Completa quanto segue –
a) Trascrivi il testo sul terrorismo nel Regno Unito da "Le minacce sono" a "quello di Londra.", senza cambiare nulla.
b) Rispondi a queste domande sul testo sul terrorismo nel Regno Unito:
(i) Quante persone ha già arrestato la polizia inglese?
(ii) In che data è uscito il paper di Pantucci?
(iii) Quale incarico ricopre Mark Rowley?
c) Continua il testo sul terrorismo nel Regno Unito a partire dall'ultima frase riportata.

Sezione di testo –
▬▬▬▬▬▬▬▬▬▬
Questi numeri dimostrano una cosa: dietro ogni presunto “lupo solitario” si nasconde spesso una rete sociale, costituita da individui che sollecitano, indirizzano, proteggono, facilitano, collaborano, finanziano. Sebbene la polizia inglese abbia già arrestato 7 persone che potrebbero essere coinvolte nell'attacco di ieri, per ora è impossibile stabilire quanto fosse estesa la rete dell'attentatore di Westminster, che per la polizia si chiamava Khalid Masood. Più facile invece è ricostruire le reti che negli scorsi anni hanno favorito la pianificazione di attentati nel Regno Unito.

Lo ha fatto per esempio Raffaello Pantucci, direttore dell'International Security Studies presso il Royal United Services Institute e autore di We Love Death As You Love Life: Britain's Suburban Terrorists, un libro centrale per comprendere la diffusione del salafismo-jihadista nel Regno Unito. In un paper pubblicato il 17 marzo 2017, Pantucci nota come il Regno Unito sia da molti anni al centro della propaganda dello Stato islamico. A ridosso degli attentati a Parigi di novembre 2015, per esempio, una serie di video dell'Is indicavano chiaramente Londra come obiettivo prioritario.

Le minacce sono continuate a lungo, passando per tutti i canali di propaganda, tanto che, ricorda Pantucci, proprio all'inizio di marzo Mark Rowley, responsabile per il controterrorismo della polizia londinese, ha dichiarato: «Nei mesi recenti abbiamo assistito all'ampliamento di questa tendenza – molti più complotti per attaccare lo stile di vita occidentale, da quelli centrati sulla polizia e sull'esercito come simboli dello Stato a qualcosa di più ampio». Mentre Richard Walton, già a capo del Comando di controterrorismo della polizia di Londra, lo scorso gennaio esprimeva la crescente preoccupazione sulle «ambizioni esterne di Daesh di proiettare il terrore oltremare». In poche parole, le autorità si chiedevano non se, ma quando sarebbe avvenuto un attentato come quello di Londra.

Raffaello Pantucci ha scartabellato i documenti relativi ai processi per terrorismo o reati simili affrontati di recente nelle Corti di giustizia inglesi, ed è arrivato alla conclusione che, almeno finora, «nei processi non sono state presentate prove lampanti su piani contro il Regno Unito diretti dalla leadership dello Stato islamico». Tutti i casi seguiti dalla giustizia britannica suggeriscono invece che il pericolo «rimane dominato dal terrorismo di singoli-attori, in alcuni capi ispirati dallo Stato islamico».
▬▬▬▬▬▬▬▬▬▬
Raccolta di record –
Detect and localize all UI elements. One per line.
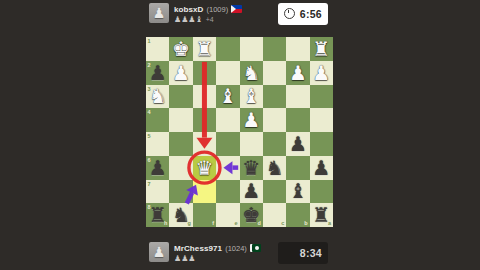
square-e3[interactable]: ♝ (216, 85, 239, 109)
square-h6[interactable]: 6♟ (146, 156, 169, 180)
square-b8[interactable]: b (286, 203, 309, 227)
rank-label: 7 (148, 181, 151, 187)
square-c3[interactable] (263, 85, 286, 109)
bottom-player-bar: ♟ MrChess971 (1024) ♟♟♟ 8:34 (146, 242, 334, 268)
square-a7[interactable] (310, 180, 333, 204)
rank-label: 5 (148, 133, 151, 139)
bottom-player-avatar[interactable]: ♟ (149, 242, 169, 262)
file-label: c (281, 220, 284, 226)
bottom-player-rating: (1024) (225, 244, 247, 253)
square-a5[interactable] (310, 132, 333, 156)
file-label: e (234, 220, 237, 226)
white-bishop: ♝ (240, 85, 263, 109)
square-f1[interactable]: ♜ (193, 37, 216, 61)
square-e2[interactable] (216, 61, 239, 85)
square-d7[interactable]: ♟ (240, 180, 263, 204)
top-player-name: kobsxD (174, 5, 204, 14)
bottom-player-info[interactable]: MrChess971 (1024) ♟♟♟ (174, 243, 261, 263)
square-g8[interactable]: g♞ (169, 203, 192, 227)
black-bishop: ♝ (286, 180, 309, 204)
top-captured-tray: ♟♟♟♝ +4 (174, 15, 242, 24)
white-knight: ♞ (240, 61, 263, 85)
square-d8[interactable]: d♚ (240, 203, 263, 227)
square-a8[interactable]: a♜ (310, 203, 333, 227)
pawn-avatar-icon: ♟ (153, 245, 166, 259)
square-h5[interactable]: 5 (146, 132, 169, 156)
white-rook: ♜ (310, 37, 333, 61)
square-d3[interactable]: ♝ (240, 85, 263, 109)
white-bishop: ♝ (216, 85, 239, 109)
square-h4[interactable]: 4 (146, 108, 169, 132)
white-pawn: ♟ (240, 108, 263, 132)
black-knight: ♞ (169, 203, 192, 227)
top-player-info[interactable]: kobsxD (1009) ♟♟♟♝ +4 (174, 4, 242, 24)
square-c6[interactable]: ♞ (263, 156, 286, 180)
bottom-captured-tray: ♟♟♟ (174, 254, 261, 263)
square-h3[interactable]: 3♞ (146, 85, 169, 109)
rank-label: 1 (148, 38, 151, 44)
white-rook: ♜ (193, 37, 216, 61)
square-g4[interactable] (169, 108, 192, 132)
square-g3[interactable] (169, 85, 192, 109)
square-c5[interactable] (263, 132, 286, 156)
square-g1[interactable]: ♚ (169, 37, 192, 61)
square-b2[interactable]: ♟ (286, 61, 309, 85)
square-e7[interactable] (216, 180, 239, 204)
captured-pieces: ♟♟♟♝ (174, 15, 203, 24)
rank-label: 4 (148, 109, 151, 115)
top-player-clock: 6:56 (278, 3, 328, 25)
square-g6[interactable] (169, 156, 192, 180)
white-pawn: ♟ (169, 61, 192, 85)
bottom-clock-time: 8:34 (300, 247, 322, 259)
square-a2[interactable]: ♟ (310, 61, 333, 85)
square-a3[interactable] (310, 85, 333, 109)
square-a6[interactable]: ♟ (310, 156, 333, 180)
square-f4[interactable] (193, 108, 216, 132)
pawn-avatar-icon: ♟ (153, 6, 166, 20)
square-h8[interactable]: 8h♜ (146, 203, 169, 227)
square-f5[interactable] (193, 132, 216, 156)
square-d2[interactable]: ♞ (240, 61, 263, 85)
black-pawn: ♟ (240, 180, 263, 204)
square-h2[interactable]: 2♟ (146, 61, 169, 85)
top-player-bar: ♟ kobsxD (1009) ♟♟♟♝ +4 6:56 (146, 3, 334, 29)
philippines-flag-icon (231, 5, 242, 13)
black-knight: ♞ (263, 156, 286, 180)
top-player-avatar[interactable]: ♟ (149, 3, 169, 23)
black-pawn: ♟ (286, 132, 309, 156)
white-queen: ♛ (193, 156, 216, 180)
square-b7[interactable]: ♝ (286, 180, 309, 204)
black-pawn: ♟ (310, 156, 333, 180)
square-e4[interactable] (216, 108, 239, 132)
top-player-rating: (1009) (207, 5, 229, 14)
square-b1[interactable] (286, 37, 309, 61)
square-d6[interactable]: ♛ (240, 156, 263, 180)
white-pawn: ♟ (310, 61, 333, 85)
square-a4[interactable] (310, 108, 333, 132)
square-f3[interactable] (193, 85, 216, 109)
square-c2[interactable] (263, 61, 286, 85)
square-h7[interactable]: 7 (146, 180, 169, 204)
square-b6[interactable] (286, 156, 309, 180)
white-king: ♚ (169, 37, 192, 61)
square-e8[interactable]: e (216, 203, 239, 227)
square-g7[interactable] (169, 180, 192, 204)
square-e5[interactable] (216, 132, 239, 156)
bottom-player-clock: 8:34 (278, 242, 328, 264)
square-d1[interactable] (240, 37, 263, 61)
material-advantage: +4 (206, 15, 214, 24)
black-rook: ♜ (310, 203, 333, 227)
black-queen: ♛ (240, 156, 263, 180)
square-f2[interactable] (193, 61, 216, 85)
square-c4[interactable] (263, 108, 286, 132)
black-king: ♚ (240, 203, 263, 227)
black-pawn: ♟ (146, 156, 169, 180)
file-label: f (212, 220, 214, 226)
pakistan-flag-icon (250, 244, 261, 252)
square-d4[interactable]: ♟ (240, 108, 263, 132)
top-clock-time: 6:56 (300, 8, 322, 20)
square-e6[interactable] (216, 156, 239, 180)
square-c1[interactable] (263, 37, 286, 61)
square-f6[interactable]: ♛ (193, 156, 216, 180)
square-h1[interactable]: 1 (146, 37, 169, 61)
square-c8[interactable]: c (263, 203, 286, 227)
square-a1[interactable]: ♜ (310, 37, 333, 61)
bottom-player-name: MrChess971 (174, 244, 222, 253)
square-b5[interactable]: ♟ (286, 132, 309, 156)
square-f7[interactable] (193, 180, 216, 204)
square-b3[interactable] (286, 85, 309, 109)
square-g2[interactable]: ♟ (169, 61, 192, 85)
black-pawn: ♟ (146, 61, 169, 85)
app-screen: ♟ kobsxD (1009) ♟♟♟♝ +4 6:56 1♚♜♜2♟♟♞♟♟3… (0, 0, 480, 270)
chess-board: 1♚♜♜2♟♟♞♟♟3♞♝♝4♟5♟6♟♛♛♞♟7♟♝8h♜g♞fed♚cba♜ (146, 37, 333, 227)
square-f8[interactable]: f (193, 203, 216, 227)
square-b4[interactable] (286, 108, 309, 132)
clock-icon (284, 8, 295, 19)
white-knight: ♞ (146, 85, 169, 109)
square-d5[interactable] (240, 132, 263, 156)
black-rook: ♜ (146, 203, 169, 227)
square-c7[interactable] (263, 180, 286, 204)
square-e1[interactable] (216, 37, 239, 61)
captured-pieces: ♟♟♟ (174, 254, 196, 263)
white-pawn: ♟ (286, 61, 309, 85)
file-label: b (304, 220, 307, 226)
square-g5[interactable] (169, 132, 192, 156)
▬▬▬▬▬▬▬▬▬▬
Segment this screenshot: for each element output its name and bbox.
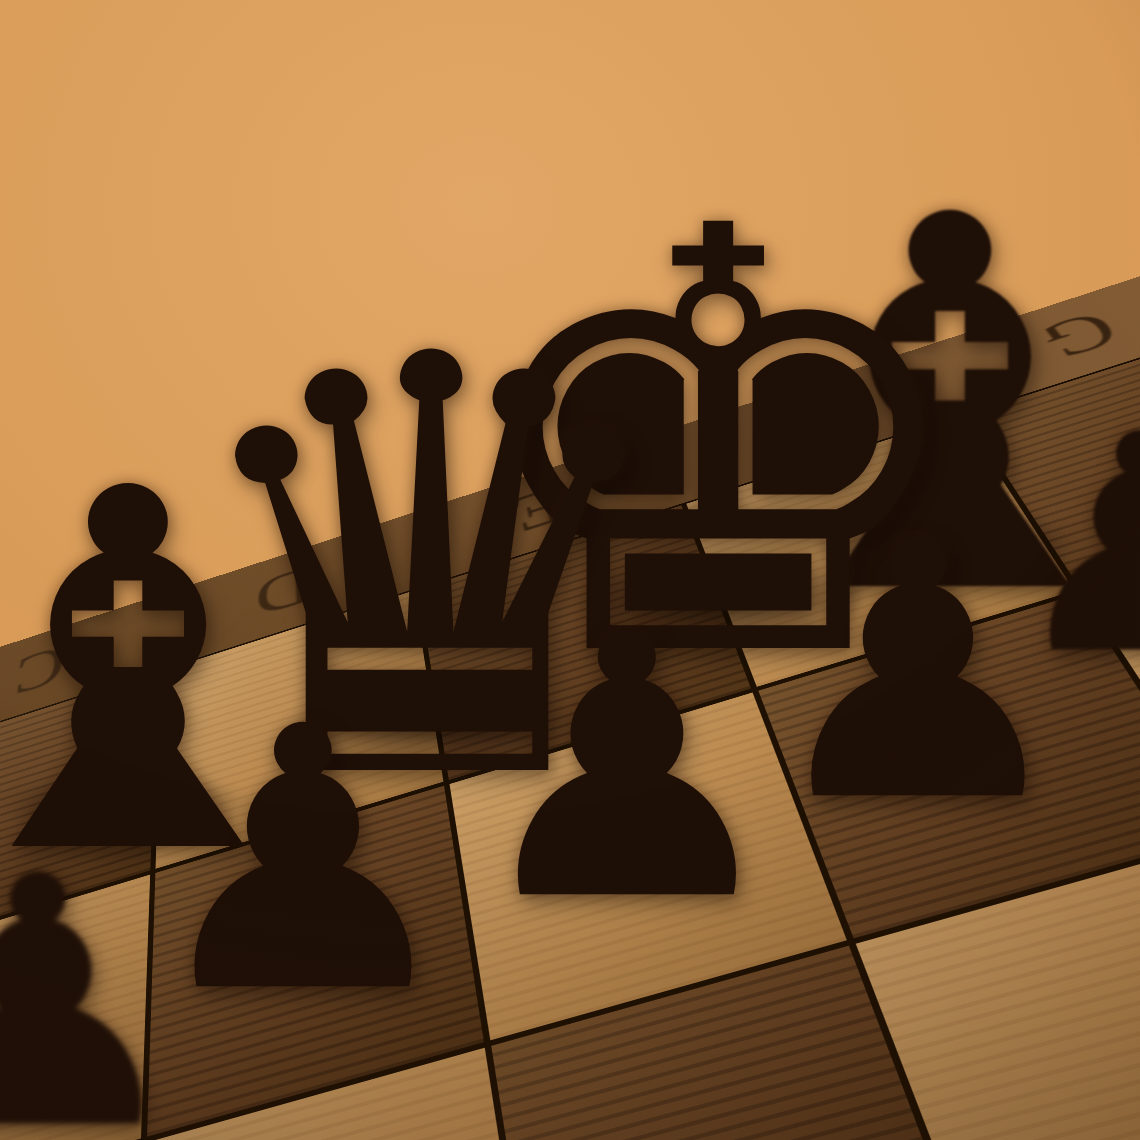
▬▬▬▬▬▬▬▬▬▬
Risposte agli esercizi –
a)
Le minacce sono continuate a lungo, passando per tutti i canali di propaganda, tanto che, ricorda Pantucci, proprio all'inizio di marzo Mark Rowley, responsabile per il controterrorismo della polizia londinese, ha dichiarato: «Nei mesi recenti abbiamo assistito all'ampliamento di questa tendenza – molti più complotti per attaccare lo stile di vita occidentale, da quelli centrati sulla polizia e sull'esercito come simboli dello Stato a qualcosa di più ampio». Mentre Richard Walton, già a capo del Comando di controterrorismo della polizia di Londra, lo scorso gennaio esprimeva la crescente preoccupazione sulle «ambizioni esterne di Daesh di proiettare il terrore oltremare». In poche parole, le autorità si chiedevano non se, ma quando sarebbe avvenuto un attentato come quello di Londra.

b)
(i) 7 persone.
(ii) Il 17 marzo 2017.
(iii) È responsabile per il controterrorismo della polizia londinese.

c)
Tra i casi analizzati è indicativo quello di Brushtom Ziamani, un diciottenne londinese conosciuto con il nome di Mujajid Karim. Allontanato dai genitori al momento della conversione all'Islam, Ziamani si sarebbe avvicinato alla rete di al Muhajiroun, un gruppo di islamisti radicali con esplicite simpatie per lo Stato islamico. In una lettera rivolta ai genitori e trovata dalla polizia, Ziamani dichiarava che, poiché non gli era possibile raggiungere il fronte di battaglia in Siria e Iraq, avrebbe fatto «la guerra contro il governo britannico su questo suolo», invocando la nascita dell'Isib, lo Stato islamico di Irlanda e Bretagna. Ammiratore di Michael Adebolajo e Michael Adebowale, responsabili dell'omicidio del soldato britannico Lee Rigby nel maggio 2013, il diciottenne è finito nelle maglie del controverso programma di deradicalizzazione “Prevent”. Senza successo: il 19 agosto del 2014 si è presentato a casa della ex fidanzata con un coltello, un martello e una bandiera dello Stato islamico, annunciandole che insieme ad altri stava «pianificando un attacco terroristico»: «uccidere soldati». Ai poliziotti avrebbe poi confessato che era sul punto «di uccidere un soldato britannico in una caserma».

Quando Brushtom Ziamani si è presentato a casa della ex fidanzata, erano passate poche settimane dall'annuncio con cui, dal pulpito della moschea al-Nuri di Mosul, Abu Bakr al-Baghdadi si era proclamato Califfo. Una dichiarazione che ha raccolto consensi e adesioni anche in Europa, anche a Londra. E alla quale ha fatto seguito, nel settembre 2014, la celebre dichiarazione dell'allora portavoce dello Stato islamico, Abu Muhammad al-Adnani, che invocava attacchi indiscriminati in Occidente. «Potete uccidere un miscredente americano o europeo – specialmente il perfido e schifoso francese – o un australiano, o un canadese, o qualunque altro miscredente che sia tra i Paesi che hanno dichiarato guerra, inclusi i cittadini dei Paesi che sono entrati in una coalizione contro lo Stato islamico, potete ucciderlo, affidandovi ad Allah, e ucciderlo in qualunque modo. Non chiedete consigli e non cercate il giudizio di nessuno. Uccidete il miscredente che sia civile o militare, perché loro si comportano allo stesso modo».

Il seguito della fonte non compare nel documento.